Source data
------------------------------
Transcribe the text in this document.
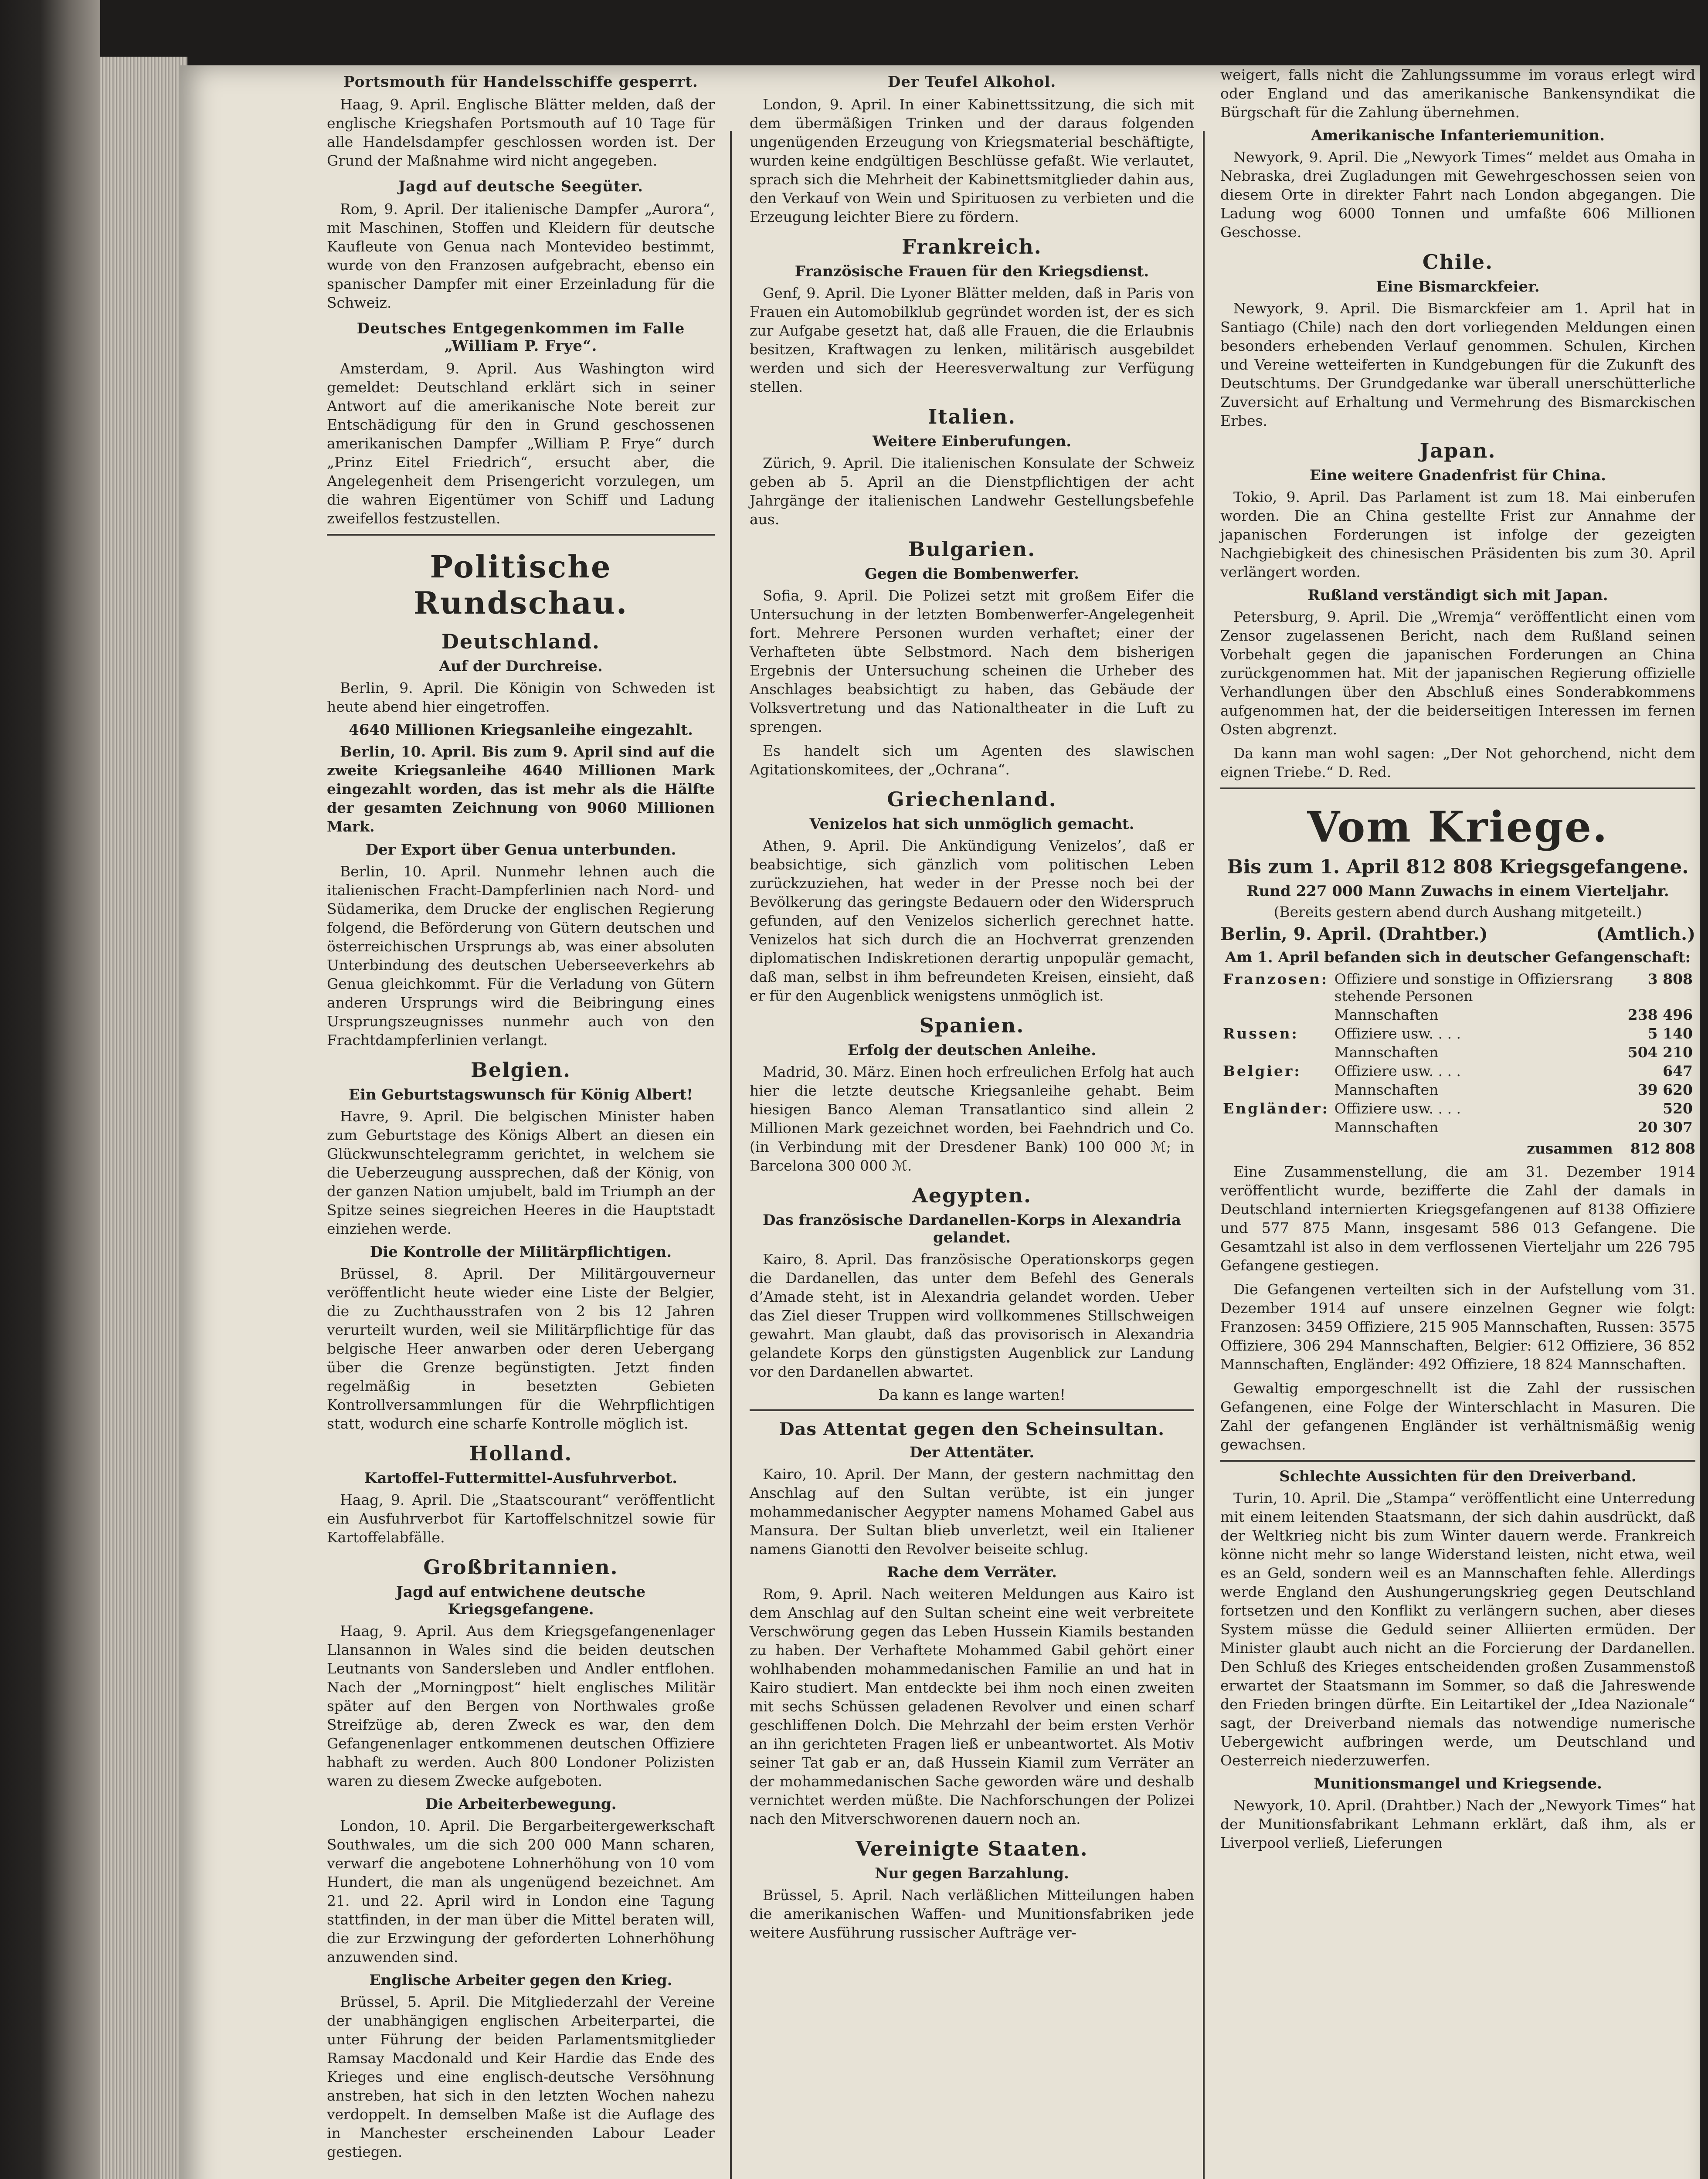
Portsmouth für Handelsschiffe gesperrt.

Haag, 9. April. Englische Blätter melden, daß der englische Kriegshafen Portsmouth auf 10 Tage für alle Handelsdampfer geschlossen worden ist. Der Grund der Maßnahme wird nicht angegeben.

Jagd auf deutsche Seegüter.

Rom, 9. April. Der italienische Dampfer „Aurora“, mit Maschinen, Stoffen und Kleidern für deutsche Kaufleute von Genua nach Montevideo bestimmt, wurde von den Franzosen aufgebracht, ebenso ein spanischer Dampfer mit einer Erzeinladung für die Schweiz.

Deutsches Entgegenkommen im Falle „William P. Frye“.

Amsterdam, 9. April. Aus Washington wird gemeldet: Deutschland erklärt sich in seiner Antwort auf die amerikanische Note bereit zur Entschädigung für den in Grund geschossenen amerikanischen Dampfer „William P. Frye“ durch „Prinz Eitel Friedrich“, ersucht aber, die Angelegenheit dem Prisengericht vorzulegen, um die wahren Eigentümer von Schiff und Ladung zweifellos festzustellen.

Politische Rundschau.
Deutschland.
Auf der Durchreise.

Berlin, 9. April. Die Königin von Schweden ist heute abend hier eingetroffen.

4640 Millionen Kriegsanleihe eingezahlt.

Berlin, 10. April. Bis zum 9. April sind auf die zweite Kriegsanleihe 4640 Millionen Mark eingezahlt worden, das ist mehr als die Hälfte der gesamten Zeichnung von 9060 Millionen Mark.

Der Export über Genua unterbunden.

Berlin, 10. April. Nunmehr lehnen auch die italienischen Fracht-Dampferlinien nach Nord- und Südamerika, dem Drucke der englischen Regierung folgend, die Beförderung von Gütern deutschen und österreichischen Ursprungs ab, was einer absoluten Unterbindung des deutschen Ueberseeverkehrs ab Genua gleichkommt. Für die Verladung von Gütern anderen Ursprungs wird die Beibringung eines Ursprungszeugnisses nunmehr auch von den Frachtdampferlinien verlangt.

Belgien.
Ein Geburtstagswunsch für König Albert!

Havre, 9. April. Die belgischen Minister haben zum Geburtstage des Königs Albert an diesen ein Glückwunschtelegramm gerichtet, in welchem sie die Ueberzeugung aussprechen, daß der König, von der ganzen Nation umjubelt, bald im Triumph an der Spitze seines siegreichen Heeres in die Hauptstadt einziehen werde.

Die Kontrolle der Militärpflichtigen.

Brüssel, 8. April. Der Militärgouverneur veröffentlicht heute wieder eine Liste der Belgier, die zu Zuchthausstrafen von 2 bis 12 Jahren verurteilt wurden, weil sie Militärpflichtige für das belgische Heer anwarben oder deren Uebergang über die Grenze begünstigten. Jetzt finden regelmäßig in besetzten Gebieten Kontrollversammlungen für die Wehrpflichtigen statt, wodurch eine scharfe Kontrolle möglich ist.

Holland.
Kartoffel-Futtermittel-Ausfuhrverbot.

Haag, 9. April. Die „Staatscourant“ veröffentlicht ein Ausfuhrverbot für Kartoffelschnitzel sowie für Kartoffelabfälle.

Großbritannien.
Jagd auf entwichene deutsche Kriegsgefangene.

Haag, 9. April. Aus dem Kriegsgefangenenlager Llansannon in Wales sind die beiden deutschen Leutnants von Sandersleben und Andler entflohen. Nach der „Morningpost“ hielt englisches Militär später auf den Bergen von Northwales große Streifzüge ab, deren Zweck es war, den dem Gefangenenlager entkommenen deutschen Offiziere habhaft zu werden. Auch 800 Londoner Polizisten waren zu diesem Zwecke aufgeboten.

Die Arbeiterbewegung.

London, 10. April. Die Bergarbeitergewerkschaft Southwales, um die sich 200 000 Mann scharen, verwarf die angebotene Lohnerhöhung von 10 vom Hundert, die man als ungenügend bezeichnet. Am 21. und 22. April wird in London eine Tagung stattfinden, in der man über die Mittel beraten will, die zur Erzwingung der geforderten Lohnerhöhung anzuwenden sind.

Englische Arbeiter gegen den Krieg.

Brüssel, 5. April. Die Mitgliederzahl der Vereine der unabhängigen englischen Arbeiterpartei, die unter Führung der beiden Parlamentsmitglieder Ramsay Macdonald und Keir Hardie das Ende des Krieges und eine englisch-deutsche Versöhnung anstreben, hat sich in den letzten Wochen nahezu verdoppelt. In demselben Maße ist die Auflage des in Manchester erscheinenden Labour Leader gestiegen.

Der Teufel Alkohol.

London, 9. April. In einer Kabinettssitzung, die sich mit dem übermäßigen Trinken und der daraus folgenden ungenügenden Erzeugung von Kriegsmaterial beschäftigte, wurden keine endgültigen Beschlüsse gefaßt. Wie verlautet, sprach sich die Mehrheit der Kabinettsmitglieder dahin aus, den Verkauf von Wein und Spirituosen zu verbieten und die Erzeugung leichter Biere zu fördern.

Frankreich.
Französische Frauen für den Kriegsdienst.

Genf, 9. April. Die Lyoner Blätter melden, daß in Paris von Frauen ein Automobilklub gegründet worden ist, der es sich zur Aufgabe gesetzt hat, daß alle Frauen, die die Erlaubnis besitzen, Kraftwagen zu lenken, militärisch ausgebildet werden und sich der Heeresverwaltung zur Verfügung stellen.

Italien.
Weitere Einberufungen.

Zürich, 9. April. Die italienischen Konsulate der Schweiz geben ab 5. April an die Dienstpflichtigen der acht Jahrgänge der italienischen Landwehr Gestellungsbefehle aus.

Bulgarien.
Gegen die Bombenwerfer.

Sofia, 9. April. Die Polizei setzt mit großem Eifer die Untersuchung in der letzten Bombenwerfer-Angelegenheit fort. Mehrere Personen wurden verhaftet; einer der Verhafteten übte Selbstmord. Nach dem bisherigen Ergebnis der Untersuchung scheinen die Urheber des Anschlages beabsichtigt zu haben, das Gebäude der Volksvertretung und das Nationaltheater in die Luft zu sprengen.

Es handelt sich um Agenten des slawischen Agitationskomitees, der „Ochrana“.

Griechenland.
Venizelos hat sich unmöglich gemacht.

Athen, 9. April. Die Ankündigung Venizelos’, daß er beabsichtige, sich gänzlich vom politischen Leben zurückzuziehen, hat weder in der Presse noch bei der Bevölkerung das geringste Bedauern oder den Widerspruch gefunden, auf den Venizelos sicherlich gerechnet hatte. Venizelos hat sich durch die an Hochverrat grenzenden diplomatischen Indiskretionen derartig unpopulär gemacht, daß man, selbst in ihm befreundeten Kreisen, einsieht, daß er für den Augenblick wenigstens unmöglich ist.

Spanien.
Erfolg der deutschen Anleihe.

Madrid, 30. März. Einen hoch erfreulichen Erfolg hat auch hier die letzte deutsche Kriegsanleihe gehabt. Beim hiesigen Banco Aleman Transatlantico sind allein 2 Millionen Mark gezeichnet worden, bei Faehndrich und Co. (in Verbindung mit der Dresdener Bank) 100 000 ℳ; in Barcelona 300 000 ℳ.

Aegypten.
Das französische Dardanellen-Korps in Alexandria gelandet.

Kairo, 8. April. Das französische Operationskorps gegen die Dardanellen, das unter dem Befehl des Generals d’Amade steht, ist in Alexandria gelandet worden. Ueber das Ziel dieser Truppen wird vollkommenes Stillschweigen gewahrt. Man glaubt, daß das provisorisch in Alexandria gelandete Korps den günstigsten Augenblick zur Landung vor den Dardanellen abwartet.

Da kann es lange warten!

Das Attentat gegen den Scheinsultan.
Der Attentäter.

Kairo, 10. April. Der Mann, der gestern nachmittag den Anschlag auf den Sultan verübte, ist ein junger mohammedanischer Aegypter namens Mohamed Gabel aus Mansura. Der Sultan blieb unverletzt, weil ein Italiener namens Gianotti den Revolver beiseite schlug.

Rache dem Verräter.

Rom, 9. April. Nach weiteren Meldungen aus Kairo ist dem Anschlag auf den Sultan scheint eine weit verbreitete Verschwörung gegen das Leben Hussein Kiamils bestanden zu haben. Der Verhaftete Mohammed Gabil gehört einer wohlhabenden mohammedanischen Familie an und hat in Kairo studiert. Man entdeckte bei ihm noch einen zweiten mit sechs Schüssen geladenen Revolver und einen scharf geschliffenen Dolch. Die Mehrzahl der beim ersten Verhör an ihn gerichteten Fragen ließ er unbeantwortet. Als Motiv seiner Tat gab er an, daß Hussein Kiamil zum Verräter an der mohammedanischen Sache geworden wäre und deshalb vernichtet werden müßte. Die Nachforschungen der Polizei nach den Mitverschworenen dauern noch an.

Vereinigte Staaten.
Nur gegen Barzahlung.

Brüssel, 5. April. Nach verläßlichen Mitteilungen haben die amerikanischen Waffen- und Munitionsfabriken jede weitere Ausführung russischer Aufträge ver-

weigert, falls nicht die Zahlungssumme im voraus erlegt wird oder England und das amerikanische Bankensyndikat die Bürgschaft für die Zahlung übernehmen.

Amerikanische Infanteriemunition.

Newyork, 9. April. Die „Newyork Times“ meldet aus Omaha in Nebraska, drei Zugladungen mit Gewehrgeschossen seien von diesem Orte in direkter Fahrt nach London abgegangen. Die Ladung wog 6000 Tonnen und umfaßte 606 Millionen Geschosse.

Chile.
Eine Bismarckfeier.

Newyork, 9. April. Die Bismarckfeier am 1. April hat in Santiago (Chile) nach den dort vorliegenden Meldungen einen besonders erhebenden Verlauf genommen. Schulen, Kirchen und Vereine wetteiferten in Kundgebungen für die Zukunft des Deutschtums. Der Grundgedanke war überall unerschütterliche Zuversicht auf Erhaltung und Vermehrung des Bismarckischen Erbes.

Japan.
Eine weitere Gnadenfrist für China.

Tokio, 9. April. Das Parlament ist zum 18. Mai einberufen worden. Die an China gestellte Frist zur Annahme der japanischen Forderungen ist infolge der gezeigten Nachgiebigkeit des chinesischen Präsidenten bis zum 30. April verlängert worden.

Rußland verständigt sich mit Japan.

Petersburg, 9. April. Die „Wremja“ veröffentlicht einen vom Zensor zugelassenen Bericht, nach dem Rußland seinen Vorbehalt gegen die japanischen Forderungen an China zurückgenommen hat. Mit der japanischen Regierung offizielle Verhandlungen über den Abschluß eines Sonderabkommens aufgenommen hat, der die beiderseitigen Interessen im fernen Osten abgrenzt.

Da kann man wohl sagen: „Der Not gehorchend, nicht dem eignen Triebe.“ D. Red.

Vom Kriege.
Bis zum 1. April 812 808 Kriegsgefangene.
Rund 227 000 Mann Zuwachs in einem Vierteljahr.
(Bereits gestern abend durch Aushang mitgeteilt.)
Berlin, 9. April. (Drahtber.)	(Amtlich.)
Am 1. April befanden sich in deutscher Gefangenschaft:
Franzosen:	Offiziere und sonstige in Offiziersrang stehende Personen	3 808
	Mannschaften	238 496
Russen:	Offiziere usw. . . .	5 140
	Mannschaften	504 210
Belgier:	Offiziere usw. . . .	647
	Mannschaften	39 620
Engländer:	Offiziere usw. . . .	520
	Mannschaften	20 307
zusammen 812 808

Eine Zusammenstellung, die am 31. Dezember 1914 veröffentlicht wurde, bezifferte die Zahl der damals in Deutschland internierten Kriegsgefangenen auf 8138 Offiziere und 577 875 Mann, insgesamt 586 013 Gefangene. Die Gesamtzahl ist also in dem verflossenen Vierteljahr um 226 795 Gefangene gestiegen.

Die Gefangenen verteilten sich in der Aufstellung vom 31. Dezember 1914 auf unsere einzelnen Gegner wie folgt: Franzosen: 3459 Offiziere, 215 905 Mannschaften, Russen: 3575 Offiziere, 306 294 Mannschaften, Belgier: 612 Offiziere, 36 852 Mannschaften, Engländer: 492 Offiziere, 18 824 Mannschaften.

Gewaltig emporgeschnellt ist die Zahl der russischen Gefangenen, eine Folge der Winterschlacht in Masuren. Die Zahl der gefangenen Engländer ist verhältnismäßig wenig gewachsen.

Schlechte Aussichten für den Dreiverband.

Turin, 10. April. Die „Stampa“ veröffentlicht eine Unterredung mit einem leitenden Staatsmann, der sich dahin ausdrückt, daß der Weltkrieg nicht bis zum Winter dauern werde. Frankreich könne nicht mehr so lange Widerstand leisten, nicht etwa, weil es an Geld, sondern weil es an Mannschaften fehle. Allerdings werde England den Aushungerungskrieg gegen Deutschland fortsetzen und den Konflikt zu verlängern suchen, aber dieses System müsse die Geduld seiner Alliierten ermüden. Der Minister glaubt auch nicht an die Forcierung der Dardanellen. Den Schluß des Krieges entscheidenden großen Zusammenstoß erwartet der Staatsmann im Sommer, so daß die Jahreswende den Frieden bringen dürfte. Ein Leitartikel der „Idea Nazionale“ sagt, der Dreiverband niemals das notwendige numerische Uebergewicht aufbringen werde, um Deutschland und Oesterreich niederzuwerfen.

Munitionsmangel und Kriegsende.

Newyork, 10. April. (Drahtber.) Nach der „Newyork Times“ hat der Munitionsfabrikant Lehmann erklärt, daß ihm, als er Liverpool verließ, Lieferungen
------------------------------
◆ THE TASK
Check every line above for the string "Erfolg", and copy the ones that have it.

◆ TASK RESULT
Erfolg der deutschen Anleihe.
Madrid, 30. März. Einen hoch erfreulichen Erfolg hat auch hier die letzte deutsche Kriegsanleihe gehabt. Beim hiesigen Banco Aleman Transatlantico sind allein 2 Millionen Mark gezeichnet worden, bei Faehndrich und Co. (in Verbindung mit der Dresdener Bank) 100 000 ℳ; in Barcelona 300 000 ℳ.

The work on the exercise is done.